• **DIRECTIONS FOR THIS TASK**: Select every line containing the word "Recording" from the material, and copy those lines.

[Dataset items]
^^^^

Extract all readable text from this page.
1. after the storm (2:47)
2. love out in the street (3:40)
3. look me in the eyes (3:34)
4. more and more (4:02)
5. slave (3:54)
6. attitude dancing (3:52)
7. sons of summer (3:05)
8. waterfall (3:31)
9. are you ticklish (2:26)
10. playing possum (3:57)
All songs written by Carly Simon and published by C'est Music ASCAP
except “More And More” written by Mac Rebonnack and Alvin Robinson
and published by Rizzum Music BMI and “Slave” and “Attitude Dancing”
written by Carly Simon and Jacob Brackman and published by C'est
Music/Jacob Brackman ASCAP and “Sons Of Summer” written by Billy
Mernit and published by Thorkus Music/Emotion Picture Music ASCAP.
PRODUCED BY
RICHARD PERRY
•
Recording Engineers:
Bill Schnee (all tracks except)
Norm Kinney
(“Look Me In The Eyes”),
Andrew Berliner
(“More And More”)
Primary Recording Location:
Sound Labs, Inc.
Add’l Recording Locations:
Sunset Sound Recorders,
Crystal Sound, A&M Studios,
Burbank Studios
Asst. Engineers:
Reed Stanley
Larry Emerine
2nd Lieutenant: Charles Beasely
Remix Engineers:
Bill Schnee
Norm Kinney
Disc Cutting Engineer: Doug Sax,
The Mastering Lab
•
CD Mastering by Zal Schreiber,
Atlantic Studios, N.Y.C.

^^^^

• **ANSWER BELOW**:
Recording Engineers:
Primary Recording Location:
Add’l Recording Locations:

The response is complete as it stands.